## START Selected excerpt

Our workshop teaches the core skill needed to be an effective practitioner of evidence-based policy: The ability to read a study and readily assess whether it produced valid evidence of a program’s effectiveness.

This core skill is needed, for example, to –

  • Distinguish the few programs in your policy area that are truly backed by valid evidence from everything else that claims to be, without having to rely on outside “experts” whose biases and capabilities are unknown;
  • Sponsor a study that is capable of generating valid evidence about a program’s effectiveness; and
  • Explain research results to key colleagues and stakeholders in a clear and persuasive way, so as to enlist them as partners in your efforts.

Acquiring this core skill is straightforward: A one-day workshop on key principles, followed by weekly “brown-bag” conference calls providing hands-on, coached experience in reviewing actual studies.

The workshop will take place on Tuesday, April 8, 2008 at the Coalition for Evidence-Based Policy from 9:00 to 4:00, with lunch provided. The weekly follow-up sessions will be held over a 12-week period, via 45-minute conference calls at the noon hour. In these sessions, participants will gain hands-on experience reviewing actual studies in a small-group setting facilitated by Coalition staff, with the goal of becoming independent experts. Participants are encouraged to suggest studies to review in these sessions.

## END Selected excerpt

*Requests:*
**A.** In the workshop announcement, how long does each weekly follow-up conference call last?
**B.** Repeat word for word the stretch of the workshop announcement from "Acquiring this core" through "in these sessions.".
**C.** Turn the paragraph of the workshop announcement that begins "The workshop will take place" into a short bulleted list that keeps its main facts.

## START Dataset content

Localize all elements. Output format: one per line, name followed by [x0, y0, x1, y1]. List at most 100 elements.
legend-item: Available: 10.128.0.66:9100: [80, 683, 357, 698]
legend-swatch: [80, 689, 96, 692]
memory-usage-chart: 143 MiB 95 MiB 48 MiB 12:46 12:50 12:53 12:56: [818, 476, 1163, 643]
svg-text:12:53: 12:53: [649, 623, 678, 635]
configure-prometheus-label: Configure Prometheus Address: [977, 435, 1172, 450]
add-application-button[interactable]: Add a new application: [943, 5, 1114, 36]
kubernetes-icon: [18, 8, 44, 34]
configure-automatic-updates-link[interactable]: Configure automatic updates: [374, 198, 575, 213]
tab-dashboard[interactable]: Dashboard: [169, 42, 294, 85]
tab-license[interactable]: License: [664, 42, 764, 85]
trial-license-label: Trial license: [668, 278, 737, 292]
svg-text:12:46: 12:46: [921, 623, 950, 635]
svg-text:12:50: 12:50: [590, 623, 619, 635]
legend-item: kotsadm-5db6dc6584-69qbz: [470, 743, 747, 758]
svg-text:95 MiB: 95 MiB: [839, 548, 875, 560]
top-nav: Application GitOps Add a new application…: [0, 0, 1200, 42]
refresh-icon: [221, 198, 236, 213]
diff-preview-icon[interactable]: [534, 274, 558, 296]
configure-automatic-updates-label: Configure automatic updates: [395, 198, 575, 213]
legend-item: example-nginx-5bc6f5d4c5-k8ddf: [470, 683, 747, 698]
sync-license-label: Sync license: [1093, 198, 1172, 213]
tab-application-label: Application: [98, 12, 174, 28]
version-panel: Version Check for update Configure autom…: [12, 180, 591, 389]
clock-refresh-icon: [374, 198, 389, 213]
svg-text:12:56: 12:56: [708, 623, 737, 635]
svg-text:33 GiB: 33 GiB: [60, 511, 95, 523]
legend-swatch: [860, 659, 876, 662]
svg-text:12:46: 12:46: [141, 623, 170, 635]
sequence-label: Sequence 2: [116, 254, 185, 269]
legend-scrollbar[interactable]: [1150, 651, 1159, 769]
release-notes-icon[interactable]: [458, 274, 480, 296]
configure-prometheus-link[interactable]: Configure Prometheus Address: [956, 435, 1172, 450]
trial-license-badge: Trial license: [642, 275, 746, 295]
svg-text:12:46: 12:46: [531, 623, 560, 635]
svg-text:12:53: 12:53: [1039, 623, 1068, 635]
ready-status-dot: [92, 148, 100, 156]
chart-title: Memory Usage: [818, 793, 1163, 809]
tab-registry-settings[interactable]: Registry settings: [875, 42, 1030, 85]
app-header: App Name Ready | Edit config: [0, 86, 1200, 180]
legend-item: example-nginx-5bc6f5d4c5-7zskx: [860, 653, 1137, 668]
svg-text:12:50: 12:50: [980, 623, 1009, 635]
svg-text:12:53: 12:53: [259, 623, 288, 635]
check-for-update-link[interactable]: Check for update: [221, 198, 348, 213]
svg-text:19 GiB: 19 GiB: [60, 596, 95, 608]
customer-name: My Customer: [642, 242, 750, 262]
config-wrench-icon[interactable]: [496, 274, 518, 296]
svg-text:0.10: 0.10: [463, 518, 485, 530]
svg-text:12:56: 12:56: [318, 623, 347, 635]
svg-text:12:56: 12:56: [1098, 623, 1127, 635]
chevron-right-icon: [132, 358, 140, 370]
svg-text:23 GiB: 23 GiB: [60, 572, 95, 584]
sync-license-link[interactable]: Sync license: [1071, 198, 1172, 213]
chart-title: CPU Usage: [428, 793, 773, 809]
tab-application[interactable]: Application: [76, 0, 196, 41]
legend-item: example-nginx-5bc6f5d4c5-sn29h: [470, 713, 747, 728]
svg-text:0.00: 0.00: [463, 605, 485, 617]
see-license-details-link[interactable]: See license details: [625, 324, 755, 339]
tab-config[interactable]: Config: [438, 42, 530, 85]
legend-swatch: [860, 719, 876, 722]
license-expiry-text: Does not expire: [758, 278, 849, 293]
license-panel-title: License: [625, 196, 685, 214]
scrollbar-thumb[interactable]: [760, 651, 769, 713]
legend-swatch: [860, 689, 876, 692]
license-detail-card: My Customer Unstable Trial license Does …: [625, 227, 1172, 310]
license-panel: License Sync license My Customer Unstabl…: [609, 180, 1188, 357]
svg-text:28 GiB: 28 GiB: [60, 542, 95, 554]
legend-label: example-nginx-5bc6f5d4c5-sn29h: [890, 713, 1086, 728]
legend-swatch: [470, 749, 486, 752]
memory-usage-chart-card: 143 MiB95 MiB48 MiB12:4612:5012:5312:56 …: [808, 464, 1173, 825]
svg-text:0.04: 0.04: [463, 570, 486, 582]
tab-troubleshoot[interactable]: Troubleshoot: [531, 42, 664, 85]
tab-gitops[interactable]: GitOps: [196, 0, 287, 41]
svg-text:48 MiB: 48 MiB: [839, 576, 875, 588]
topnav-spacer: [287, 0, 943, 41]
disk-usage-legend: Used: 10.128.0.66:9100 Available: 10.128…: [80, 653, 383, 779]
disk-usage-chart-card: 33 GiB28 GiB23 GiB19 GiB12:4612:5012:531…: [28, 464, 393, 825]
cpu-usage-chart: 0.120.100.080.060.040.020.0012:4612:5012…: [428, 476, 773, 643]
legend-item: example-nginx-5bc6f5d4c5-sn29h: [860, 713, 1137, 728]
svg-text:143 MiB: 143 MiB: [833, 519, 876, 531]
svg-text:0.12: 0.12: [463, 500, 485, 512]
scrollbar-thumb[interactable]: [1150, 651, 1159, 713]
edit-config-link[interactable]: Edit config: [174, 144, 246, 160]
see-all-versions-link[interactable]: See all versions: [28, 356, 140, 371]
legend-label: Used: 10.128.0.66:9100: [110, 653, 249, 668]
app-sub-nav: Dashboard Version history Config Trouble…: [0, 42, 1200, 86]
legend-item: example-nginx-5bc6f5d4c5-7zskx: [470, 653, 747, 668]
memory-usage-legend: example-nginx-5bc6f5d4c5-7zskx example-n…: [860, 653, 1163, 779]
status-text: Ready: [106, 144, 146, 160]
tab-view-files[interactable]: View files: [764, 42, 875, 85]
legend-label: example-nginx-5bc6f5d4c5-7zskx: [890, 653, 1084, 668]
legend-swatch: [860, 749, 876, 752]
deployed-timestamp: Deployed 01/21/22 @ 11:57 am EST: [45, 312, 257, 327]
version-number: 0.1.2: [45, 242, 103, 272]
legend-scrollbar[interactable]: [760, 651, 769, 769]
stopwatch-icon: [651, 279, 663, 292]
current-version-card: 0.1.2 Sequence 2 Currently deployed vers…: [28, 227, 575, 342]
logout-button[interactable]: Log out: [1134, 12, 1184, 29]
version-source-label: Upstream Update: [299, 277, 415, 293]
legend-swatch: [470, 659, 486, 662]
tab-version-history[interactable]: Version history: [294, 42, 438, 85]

## END Dataset content

*Solutions to the exercise:*
**A.** Each call lasts 45 minutes.

**B.**
Acquiring this core skill is straightforward: A one-day workshop on key principles, followed by weekly “brown-bag” conference calls providing hands-on, coached experience in reviewing actual studies.

The workshop will take place on Tuesday, April 8, 2008 at the Coalition for Evidence-Based Policy from 9:00 to 4:00, with lunch provided. The weekly follow-up sessions will be held over a 12-week period, via 45-minute conference calls at the noon hour. In these sessions, participants will gain hands-on experience reviewing actual studies in a small-group setting facilitated by Coalition staff, with the goal of becoming independent experts. Participants are encouraged to suggest studies to review in these sessions.

**C.**
- Workshop: Tuesday, April 8, 2008, 9:00 to 4:00, at the Coalition for Evidence-Based Policy, with lunch provided.
- Follow-up: weekly 45-minute conference calls at noon over 12 weeks.
- In these calls, participants review actual studies in small groups led by Coalition staff, aiming to become independent experts.
- Participants are encouraged to suggest studies to review.